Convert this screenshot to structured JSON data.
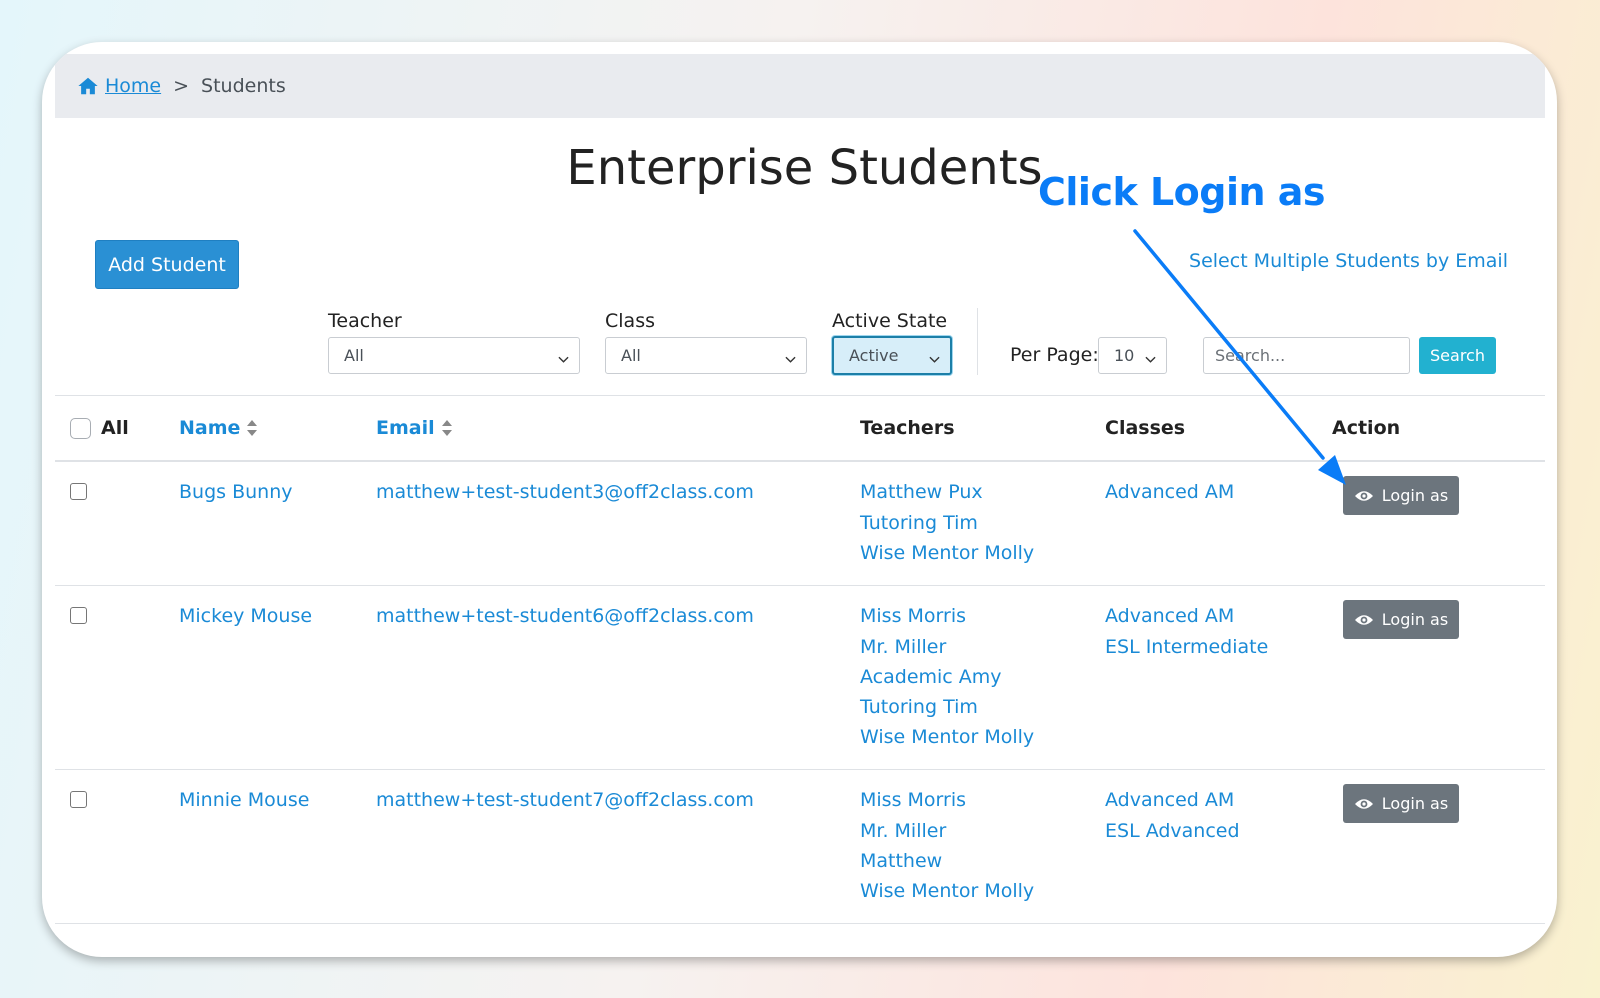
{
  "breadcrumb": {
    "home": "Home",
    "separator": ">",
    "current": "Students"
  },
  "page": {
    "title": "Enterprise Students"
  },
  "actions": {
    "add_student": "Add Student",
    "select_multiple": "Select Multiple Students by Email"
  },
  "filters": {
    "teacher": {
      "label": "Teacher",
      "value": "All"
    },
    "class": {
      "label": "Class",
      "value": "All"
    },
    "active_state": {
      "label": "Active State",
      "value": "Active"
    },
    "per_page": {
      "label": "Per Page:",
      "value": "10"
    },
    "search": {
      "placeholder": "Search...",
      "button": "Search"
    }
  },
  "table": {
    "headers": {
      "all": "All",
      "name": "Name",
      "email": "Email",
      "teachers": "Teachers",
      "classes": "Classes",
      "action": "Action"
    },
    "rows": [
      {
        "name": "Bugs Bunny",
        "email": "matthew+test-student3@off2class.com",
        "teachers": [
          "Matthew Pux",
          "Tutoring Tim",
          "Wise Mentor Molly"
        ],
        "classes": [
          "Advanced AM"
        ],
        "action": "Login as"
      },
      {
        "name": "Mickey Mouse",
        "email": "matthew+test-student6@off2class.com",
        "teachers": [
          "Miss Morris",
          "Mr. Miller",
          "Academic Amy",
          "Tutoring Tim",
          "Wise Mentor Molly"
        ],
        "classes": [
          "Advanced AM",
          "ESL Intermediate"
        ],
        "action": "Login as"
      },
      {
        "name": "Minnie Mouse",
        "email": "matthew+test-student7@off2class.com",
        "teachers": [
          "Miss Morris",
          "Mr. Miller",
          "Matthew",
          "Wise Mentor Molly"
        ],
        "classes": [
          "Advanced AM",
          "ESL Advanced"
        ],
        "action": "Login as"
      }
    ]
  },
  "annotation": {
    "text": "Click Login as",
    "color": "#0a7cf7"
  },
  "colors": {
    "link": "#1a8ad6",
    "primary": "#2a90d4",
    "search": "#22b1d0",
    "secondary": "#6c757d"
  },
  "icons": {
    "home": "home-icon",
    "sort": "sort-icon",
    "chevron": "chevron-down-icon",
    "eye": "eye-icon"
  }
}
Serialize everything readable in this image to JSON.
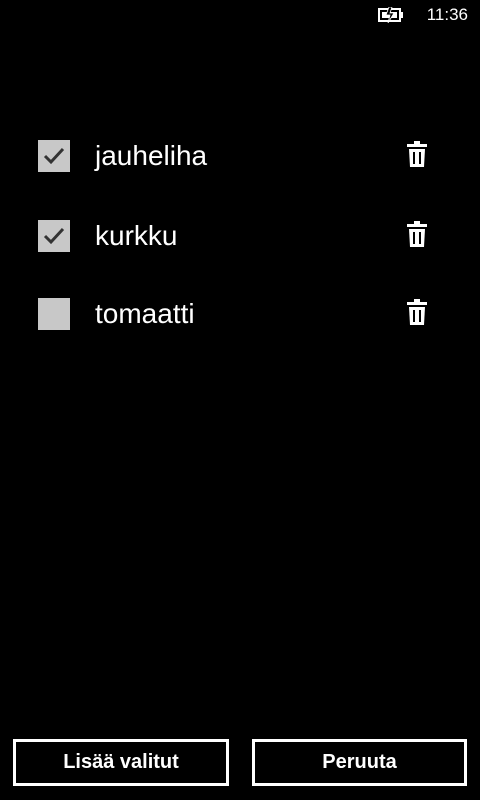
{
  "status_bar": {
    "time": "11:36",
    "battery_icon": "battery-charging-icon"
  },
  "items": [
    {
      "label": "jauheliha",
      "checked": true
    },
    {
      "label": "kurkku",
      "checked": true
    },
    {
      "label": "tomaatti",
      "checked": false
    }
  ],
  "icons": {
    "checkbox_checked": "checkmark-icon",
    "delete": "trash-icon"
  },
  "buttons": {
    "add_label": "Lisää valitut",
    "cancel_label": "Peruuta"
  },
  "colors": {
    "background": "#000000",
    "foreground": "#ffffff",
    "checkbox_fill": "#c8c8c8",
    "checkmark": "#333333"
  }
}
——
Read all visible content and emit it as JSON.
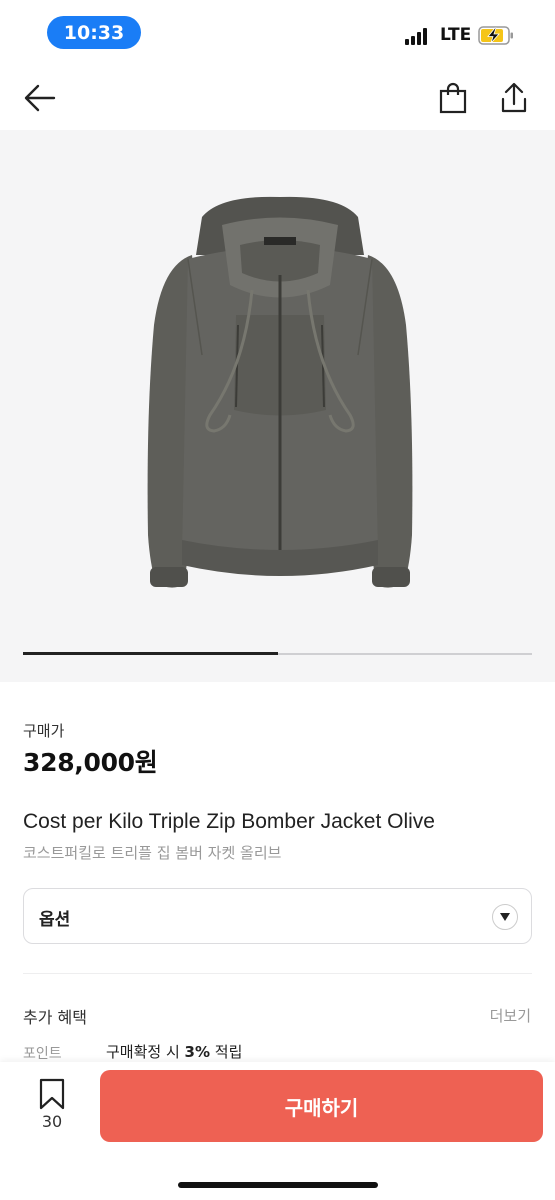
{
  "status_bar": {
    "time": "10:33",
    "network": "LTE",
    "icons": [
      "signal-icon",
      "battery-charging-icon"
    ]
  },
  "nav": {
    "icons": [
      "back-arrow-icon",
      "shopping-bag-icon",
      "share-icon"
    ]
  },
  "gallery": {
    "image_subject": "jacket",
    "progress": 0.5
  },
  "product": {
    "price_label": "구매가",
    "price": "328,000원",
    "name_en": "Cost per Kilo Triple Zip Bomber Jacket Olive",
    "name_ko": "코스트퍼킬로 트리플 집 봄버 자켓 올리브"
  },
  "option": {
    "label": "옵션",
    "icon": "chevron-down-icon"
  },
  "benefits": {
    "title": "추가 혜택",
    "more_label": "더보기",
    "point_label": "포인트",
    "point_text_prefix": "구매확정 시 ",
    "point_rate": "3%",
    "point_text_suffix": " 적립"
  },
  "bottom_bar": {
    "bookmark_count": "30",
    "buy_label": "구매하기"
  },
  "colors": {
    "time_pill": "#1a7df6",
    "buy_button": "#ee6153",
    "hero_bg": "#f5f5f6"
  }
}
——
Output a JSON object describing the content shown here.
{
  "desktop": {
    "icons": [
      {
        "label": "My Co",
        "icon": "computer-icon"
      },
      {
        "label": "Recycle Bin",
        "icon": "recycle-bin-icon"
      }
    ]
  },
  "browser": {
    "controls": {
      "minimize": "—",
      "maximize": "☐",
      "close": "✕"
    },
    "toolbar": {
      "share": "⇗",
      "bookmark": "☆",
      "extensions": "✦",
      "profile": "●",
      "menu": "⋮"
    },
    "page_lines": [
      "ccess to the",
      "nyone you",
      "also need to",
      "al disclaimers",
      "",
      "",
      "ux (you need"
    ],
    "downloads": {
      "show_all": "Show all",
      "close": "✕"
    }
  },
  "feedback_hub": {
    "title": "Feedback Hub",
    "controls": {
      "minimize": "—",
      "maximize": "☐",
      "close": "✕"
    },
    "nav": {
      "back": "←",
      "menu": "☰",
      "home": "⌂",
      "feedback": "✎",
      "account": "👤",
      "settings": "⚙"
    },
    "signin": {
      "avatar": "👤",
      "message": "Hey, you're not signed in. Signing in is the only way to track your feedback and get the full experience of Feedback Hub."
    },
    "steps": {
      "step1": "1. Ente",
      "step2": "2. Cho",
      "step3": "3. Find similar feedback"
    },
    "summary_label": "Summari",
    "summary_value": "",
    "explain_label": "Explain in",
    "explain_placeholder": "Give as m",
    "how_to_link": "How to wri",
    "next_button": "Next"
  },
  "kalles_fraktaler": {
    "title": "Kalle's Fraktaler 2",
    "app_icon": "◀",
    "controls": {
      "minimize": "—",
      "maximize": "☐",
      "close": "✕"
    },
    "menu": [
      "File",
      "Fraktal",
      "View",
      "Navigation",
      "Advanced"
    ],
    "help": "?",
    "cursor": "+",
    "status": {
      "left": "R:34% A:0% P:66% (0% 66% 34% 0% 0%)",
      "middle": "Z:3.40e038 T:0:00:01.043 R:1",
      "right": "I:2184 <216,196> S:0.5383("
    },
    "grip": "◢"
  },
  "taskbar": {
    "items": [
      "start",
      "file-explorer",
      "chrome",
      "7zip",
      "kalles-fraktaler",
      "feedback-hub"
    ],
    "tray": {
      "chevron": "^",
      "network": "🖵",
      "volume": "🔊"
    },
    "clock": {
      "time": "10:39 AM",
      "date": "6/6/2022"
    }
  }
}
——
→ What the exercise asks
Some lines of the records may hold the word "JSON". How many do? Answer with a number and nothing else.

→ Task result
4